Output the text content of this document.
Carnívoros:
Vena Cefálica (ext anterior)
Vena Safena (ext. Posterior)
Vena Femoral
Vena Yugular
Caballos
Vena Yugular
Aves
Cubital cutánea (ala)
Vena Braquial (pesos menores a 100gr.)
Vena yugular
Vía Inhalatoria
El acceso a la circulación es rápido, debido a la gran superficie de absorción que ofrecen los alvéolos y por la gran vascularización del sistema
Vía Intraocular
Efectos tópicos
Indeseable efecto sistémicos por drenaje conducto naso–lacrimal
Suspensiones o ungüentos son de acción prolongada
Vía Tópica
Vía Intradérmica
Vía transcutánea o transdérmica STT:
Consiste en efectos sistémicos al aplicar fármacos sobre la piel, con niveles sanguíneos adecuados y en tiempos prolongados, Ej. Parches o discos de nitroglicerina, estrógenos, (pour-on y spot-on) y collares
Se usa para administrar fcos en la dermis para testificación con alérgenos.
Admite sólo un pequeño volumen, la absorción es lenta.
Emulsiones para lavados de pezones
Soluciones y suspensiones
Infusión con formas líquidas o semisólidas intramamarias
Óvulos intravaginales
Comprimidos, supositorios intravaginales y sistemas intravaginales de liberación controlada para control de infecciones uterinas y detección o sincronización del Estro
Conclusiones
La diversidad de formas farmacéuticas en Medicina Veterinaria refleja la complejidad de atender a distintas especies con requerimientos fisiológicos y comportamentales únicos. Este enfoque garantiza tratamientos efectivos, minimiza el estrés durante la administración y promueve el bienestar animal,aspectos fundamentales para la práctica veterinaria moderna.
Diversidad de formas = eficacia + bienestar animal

══════════════════════════════

Reply with only the number of lines in the entries that contain the word "absorción".

2